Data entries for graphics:
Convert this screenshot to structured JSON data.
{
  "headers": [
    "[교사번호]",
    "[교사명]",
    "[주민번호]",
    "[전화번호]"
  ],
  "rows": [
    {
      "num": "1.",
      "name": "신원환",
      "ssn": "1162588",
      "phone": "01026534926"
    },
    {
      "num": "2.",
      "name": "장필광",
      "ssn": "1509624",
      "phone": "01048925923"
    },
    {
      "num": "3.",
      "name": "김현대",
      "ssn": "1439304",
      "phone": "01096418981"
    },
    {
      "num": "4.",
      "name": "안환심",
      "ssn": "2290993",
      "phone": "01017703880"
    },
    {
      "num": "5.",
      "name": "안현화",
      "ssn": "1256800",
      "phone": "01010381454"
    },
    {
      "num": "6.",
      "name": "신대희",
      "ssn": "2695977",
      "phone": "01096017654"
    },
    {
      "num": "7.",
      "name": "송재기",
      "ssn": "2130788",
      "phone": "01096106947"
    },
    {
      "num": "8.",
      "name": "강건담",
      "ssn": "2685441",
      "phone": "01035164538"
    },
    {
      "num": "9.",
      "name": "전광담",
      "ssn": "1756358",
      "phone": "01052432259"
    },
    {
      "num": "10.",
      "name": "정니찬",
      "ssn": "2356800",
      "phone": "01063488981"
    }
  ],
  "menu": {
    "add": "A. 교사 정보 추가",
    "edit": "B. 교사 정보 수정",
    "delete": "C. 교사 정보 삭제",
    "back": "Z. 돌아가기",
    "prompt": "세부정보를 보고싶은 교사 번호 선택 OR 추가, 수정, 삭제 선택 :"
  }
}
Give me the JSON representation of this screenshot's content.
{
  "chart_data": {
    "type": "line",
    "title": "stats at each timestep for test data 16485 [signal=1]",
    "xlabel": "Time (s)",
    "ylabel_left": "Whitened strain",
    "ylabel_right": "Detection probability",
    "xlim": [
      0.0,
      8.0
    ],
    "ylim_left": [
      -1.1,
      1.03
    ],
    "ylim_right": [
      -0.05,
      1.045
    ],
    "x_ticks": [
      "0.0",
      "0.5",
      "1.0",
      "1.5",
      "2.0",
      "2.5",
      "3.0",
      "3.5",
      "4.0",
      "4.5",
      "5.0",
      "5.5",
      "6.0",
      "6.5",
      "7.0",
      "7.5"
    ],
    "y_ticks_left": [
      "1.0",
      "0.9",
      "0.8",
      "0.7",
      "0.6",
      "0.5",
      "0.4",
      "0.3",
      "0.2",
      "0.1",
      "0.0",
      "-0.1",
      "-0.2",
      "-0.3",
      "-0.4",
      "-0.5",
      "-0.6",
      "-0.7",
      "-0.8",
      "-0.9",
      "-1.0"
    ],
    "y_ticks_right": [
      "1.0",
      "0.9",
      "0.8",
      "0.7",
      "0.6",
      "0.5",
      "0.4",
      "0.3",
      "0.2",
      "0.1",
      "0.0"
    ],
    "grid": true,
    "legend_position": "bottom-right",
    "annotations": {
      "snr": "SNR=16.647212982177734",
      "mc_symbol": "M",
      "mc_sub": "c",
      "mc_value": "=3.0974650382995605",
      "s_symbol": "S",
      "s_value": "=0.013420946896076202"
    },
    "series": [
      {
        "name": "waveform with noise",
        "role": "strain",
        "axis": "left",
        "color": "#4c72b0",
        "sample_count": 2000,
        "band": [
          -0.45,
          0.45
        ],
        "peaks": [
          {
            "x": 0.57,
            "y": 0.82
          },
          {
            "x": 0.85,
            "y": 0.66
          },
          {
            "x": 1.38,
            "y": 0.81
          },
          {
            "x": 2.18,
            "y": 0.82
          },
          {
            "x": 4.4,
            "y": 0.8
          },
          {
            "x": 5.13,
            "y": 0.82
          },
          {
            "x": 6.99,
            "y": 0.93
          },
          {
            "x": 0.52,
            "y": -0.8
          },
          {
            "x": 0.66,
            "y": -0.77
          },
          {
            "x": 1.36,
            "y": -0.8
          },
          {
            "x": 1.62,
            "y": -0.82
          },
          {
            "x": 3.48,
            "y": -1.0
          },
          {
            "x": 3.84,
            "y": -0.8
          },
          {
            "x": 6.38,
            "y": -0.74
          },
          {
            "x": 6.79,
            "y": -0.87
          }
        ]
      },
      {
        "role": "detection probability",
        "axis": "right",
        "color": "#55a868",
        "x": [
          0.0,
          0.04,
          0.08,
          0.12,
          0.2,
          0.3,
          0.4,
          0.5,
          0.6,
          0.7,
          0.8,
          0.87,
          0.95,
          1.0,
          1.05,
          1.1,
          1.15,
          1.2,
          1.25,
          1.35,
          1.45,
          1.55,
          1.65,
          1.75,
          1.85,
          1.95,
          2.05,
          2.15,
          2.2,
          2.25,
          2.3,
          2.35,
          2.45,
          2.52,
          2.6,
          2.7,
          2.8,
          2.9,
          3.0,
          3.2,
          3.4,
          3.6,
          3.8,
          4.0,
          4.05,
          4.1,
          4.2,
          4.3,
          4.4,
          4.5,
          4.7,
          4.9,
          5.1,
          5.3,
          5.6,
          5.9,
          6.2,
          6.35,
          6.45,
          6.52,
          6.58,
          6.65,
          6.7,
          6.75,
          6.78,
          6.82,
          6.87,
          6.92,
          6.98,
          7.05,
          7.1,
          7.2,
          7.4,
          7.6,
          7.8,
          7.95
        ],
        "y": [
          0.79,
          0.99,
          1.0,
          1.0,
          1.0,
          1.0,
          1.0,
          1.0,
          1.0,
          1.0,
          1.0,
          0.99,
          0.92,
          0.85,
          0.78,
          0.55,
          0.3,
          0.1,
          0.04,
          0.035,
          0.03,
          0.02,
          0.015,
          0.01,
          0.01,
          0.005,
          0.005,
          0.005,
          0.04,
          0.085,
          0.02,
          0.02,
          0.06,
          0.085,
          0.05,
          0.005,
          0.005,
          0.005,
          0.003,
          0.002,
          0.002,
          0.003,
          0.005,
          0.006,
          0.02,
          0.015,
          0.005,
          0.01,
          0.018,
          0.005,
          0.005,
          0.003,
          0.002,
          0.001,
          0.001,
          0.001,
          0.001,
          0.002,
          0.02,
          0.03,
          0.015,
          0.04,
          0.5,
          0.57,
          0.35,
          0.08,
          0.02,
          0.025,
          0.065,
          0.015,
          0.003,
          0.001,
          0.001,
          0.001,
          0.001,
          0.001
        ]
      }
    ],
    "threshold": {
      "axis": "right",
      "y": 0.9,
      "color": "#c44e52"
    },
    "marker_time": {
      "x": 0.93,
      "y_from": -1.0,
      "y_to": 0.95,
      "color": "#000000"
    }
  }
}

=== Aim ===
Restate each record exactly as written.

=== Expected answer ===
Convert this screenshot to structured JSON data.
{
  "headers": [
    "[교사번호]",
    "[교사명]",
    "[주민번호]",
    "[전화번호]"
  ],
  "rows": [
    {
      "num": "1.",
      "name": "신원환",
      "ssn": "1162588",
      "phone": "01026534926"
    },
    {
      "num": "2.",
      "name": "장필광",
      "ssn": "1509624",
      "phone": "01048925923"
    },
    {
      "num": "3.",
      "name": "김현대",
      "ssn": "1439304",
      "phone": "01096418981"
    },
    {
      "num": "4.",
      "name": "안환심",
      "ssn": "2290993",
      "phone": "01017703880"
    },
    {
      "num": "5.",
      "name": "안현화",
      "ssn": "1256800",
      "phone": "01010381454"
    },
    {
      "num": "6.",
      "name": "신대희",
      "ssn": "2695977",
      "phone": "01096017654"
    },
    {
      "num": "7.",
      "name": "송재기",
      "ssn": "2130788",
      "phone": "01096106947"
    },
    {
      "num": "8.",
      "name": "강건담",
      "ssn": "2685441",
      "phone": "01035164538"
    },
    {
      "num": "9.",
      "name": "전광담",
      "ssn": "1756358",
      "phone": "01052432259"
    },
    {
      "num": "10.",
      "name": "정니찬",
      "ssn": "2356800",
      "phone": "01063488981"
    }
  ],
  "menu": {
    "add": "A. 교사 정보 추가",
    "edit": "B. 교사 정보 수정",
    "delete": "C. 교사 정보 삭제",
    "back": "Z. 돌아가기",
    "prompt": "세부정보를 보고싶은 교사 번호 선택 OR 추가, 수정, 삭제 선택 :"
  }
}
Give me the JSON representation of this screenshot's content.
{
  "chart_data": {
    "type": "line",
    "title": "stats at each timestep for test data 16485 [signal=1]",
    "xlabel": "Time (s)",
    "ylabel_left": "Whitened strain",
    "ylabel_right": "Detection probability",
    "xlim": [
      0.0,
      8.0
    ],
    "ylim_left": [
      -1.1,
      1.03
    ],
    "ylim_right": [
      -0.05,
      1.045
    ],
    "x_ticks": [
      "0.0",
      "0.5",
      "1.0",
      "1.5",
      "2.0",
      "2.5",
      "3.0",
      "3.5",
      "4.0",
      "4.5",
      "5.0",
      "5.5",
      "6.0",
      "6.5",
      "7.0",
      "7.5"
    ],
    "y_ticks_left": [
      "1.0",
      "0.9",
      "0.8",
      "0.7",
      "0.6",
      "0.5",
      "0.4",
      "0.3",
      "0.2",
      "0.1",
      "0.0",
      "-0.1",
      "-0.2",
      "-0.3",
      "-0.4",
      "-0.5",
      "-0.6",
      "-0.7",
      "-0.8",
      "-0.9",
      "-1.0"
    ],
    "y_ticks_right": [
      "1.0",
      "0.9",
      "0.8",
      "0.7",
      "0.6",
      "0.5",
      "0.4",
      "0.3",
      "0.2",
      "0.1",
      "0.0"
    ],
    "grid": true,
    "legend_position": "bottom-right",
    "annotations": {
      "snr": "SNR=16.647212982177734",
      "mc_symbol": "M",
      "mc_sub": "c",
      "mc_value": "=3.0974650382995605",
      "s_symbol": "S",
      "s_value": "=0.013420946896076202"
    },
    "series": [
      {
        "name": "waveform with noise",
        "role": "strain",
        "axis": "left",
        "color": "#4c72b0",
        "sample_count": 2000,
        "band": [
          -0.45,
          0.45
        ],
        "peaks": [
          {
            "x": 0.57,
            "y": 0.82
          },
          {
            "x": 0.85,
            "y": 0.66
          },
          {
            "x": 1.38,
            "y": 0.81
          },
          {
            "x": 2.18,
            "y": 0.82
          },
          {
            "x": 4.4,
            "y": 0.8
          },
          {
            "x": 5.13,
            "y": 0.82
          },
          {
            "x": 6.99,
            "y": 0.93
          },
          {
            "x": 0.52,
            "y": -0.8
          },
          {
            "x": 0.66,
            "y": -0.77
          },
          {
            "x": 1.36,
            "y": -0.8
          },
          {
            "x": 1.62,
            "y": -0.82
          },
          {
            "x": 3.48,
            "y": -1.0
          },
          {
            "x": 3.84,
            "y": -0.8
          },
          {
            "x": 6.38,
            "y": -0.74
          },
          {
            "x": 6.79,
            "y": -0.87
          }
        ]
      },
      {
        "role": "detection probability",
        "axis": "right",
        "color": "#55a868",
        "x": [
          0.0,
          0.04,
          0.08,
          0.12,
          0.2,
          0.3,
          0.4,
          0.5,
          0.6,
          0.7,
          0.8,
          0.87,
          0.95,
          1.0,
          1.05,
          1.1,
          1.15,
          1.2,
          1.25,
          1.35,
          1.45,
          1.55,
          1.65,
          1.75,
          1.85,
          1.95,
          2.05,
          2.15,
          2.2,
          2.25,
          2.3,
          2.35,
          2.45,
          2.52,
          2.6,
          2.7,
          2.8,
          2.9,
          3.0,
          3.2,
          3.4,
          3.6,
          3.8,
          4.0,
          4.05,
          4.1,
          4.2,
          4.3,
          4.4,
          4.5,
          4.7,
          4.9,
          5.1,
          5.3,
          5.6,
          5.9,
          6.2,
          6.35,
          6.45,
          6.52,
          6.58,
          6.65,
          6.7,
          6.75,
          6.78,
          6.82,
          6.87,
          6.92,
          6.98,
          7.05,
          7.1,
          7.2,
          7.4,
          7.6,
          7.8,
          7.95
        ],
        "y": [
          0.79,
          0.99,
          1.0,
          1.0,
          1.0,
          1.0,
          1.0,
          1.0,
          1.0,
          1.0,
          1.0,
          0.99,
          0.92,
          0.85,
          0.78,
          0.55,
          0.3,
          0.1,
          0.04,
          0.035,
          0.03,
          0.02,
          0.015,
          0.01,
          0.01,
          0.005,
          0.005,
          0.005,
          0.04,
          0.085,
          0.02,
          0.02,
          0.06,
          0.085,
          0.05,
          0.005,
          0.005,
          0.005,
          0.003,
          0.002,
          0.002,
          0.003,
          0.005,
          0.006,
          0.02,
          0.015,
          0.005,
          0.01,
          0.018,
          0.005,
          0.005,
          0.003,
          0.002,
          0.001,
          0.001,
          0.001,
          0.001,
          0.002,
          0.02,
          0.03,
          0.015,
          0.04,
          0.5,
          0.57,
          0.35,
          0.08,
          0.02,
          0.025,
          0.065,
          0.015,
          0.003,
          0.001,
          0.001,
          0.001,
          0.001,
          0.001
        ]
      }
    ],
    "threshold": {
      "axis": "right",
      "y": 0.9,
      "color": "#c44e52"
    },
    "marker_time": {
      "x": 0.93,
      "y_from": -1.0,
      "y_to": 0.95,
      "color": "#000000"
    }
  }
}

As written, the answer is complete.